* [WHAT TO PRODUCE]
In the forum post, what factor multiplies the weights in survey i so that they add to N/S?

* [PROVIDED TEXT]
══════════════════════════════

Home » Data » Weighting data » Weighting across surveys when only including youth in analysis
Weighting across surveys when only including youth in analysis [message #13535] |
Wed, 15 November 2017 14:10 |
cgreenba
Messages: 18 Registered: October 2017
|
Member |
|
|
Hello,
I have pooled DHS surveys from over 30 countries, looking at 2 or 3 surveys per/country. I am interested in looking at percent demand satisfied for modern method of family planning by wealth quintile among youth 15-19 and 20-24 for each survey and am using the individual recode. I then am hoping to use a regression model to determine whether wealth quintile is a significant predictor of percent demand satisfied for family planning.
First, I want to ensure that breaking the data down in this manner still provides an adequate sample size to estimate demand satisfied by wealth quintile and age group for each survey. Does the DHS have any guidance on this?
Second, when pooling the data, in order to denormalize the weights, I sued the following procedure recommended by Bridgette with the DHS:
"When pooling multiple surveys, I would first re-scale the weights (e.g. hv005) in each survey by a factor. For example, if you have S surveys, Ni total (weighted=unweighted) cases in survey i, and a total of N cases in all S surveys (N=sum Ni) then you could decide to give equal weight to each survey. You then want the weights in survey i to add to N/S, rather than to Ni. To do that, you multiply the weights in survey i by the ratio (N/S) / Ni. (I think of this as the target total divided by the original total.) "
However, in my case, should the Ni should be the 15-24 sample for each survey that I am using or the full 15-49 sample (even though I am only looking at the 15-24 age group)? Also, is this weighting procedure more appropriate in my case than instead weighting by the country 15-24 or 15-49 population at the time of the survey?

══════════════════════════════

* [DATASET EXCERPT]
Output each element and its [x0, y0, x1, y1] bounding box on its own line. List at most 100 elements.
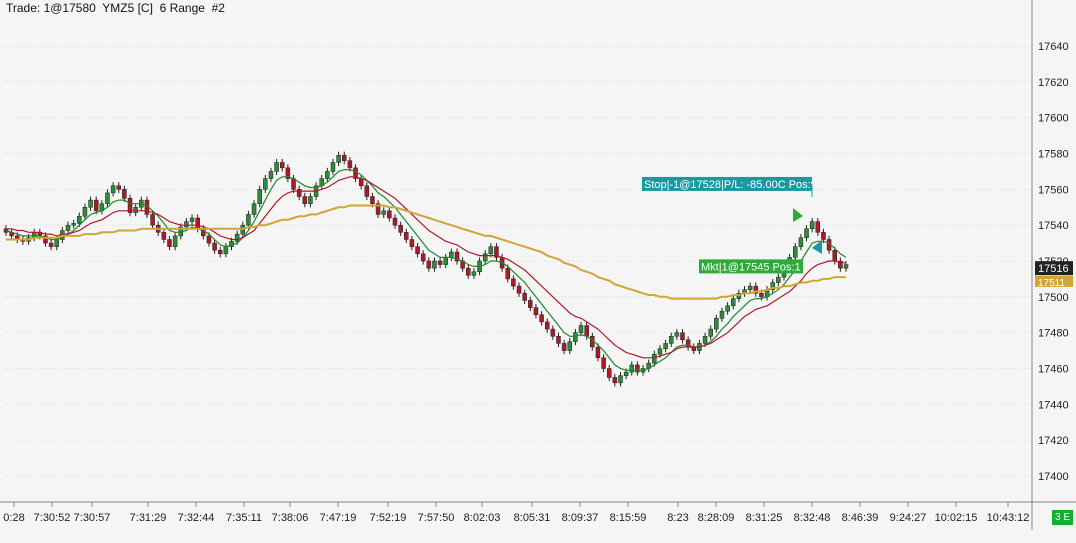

══════════════════════════════

* [RESULT OF THIS EXERCISE]
The ratio (N/S) / Ni.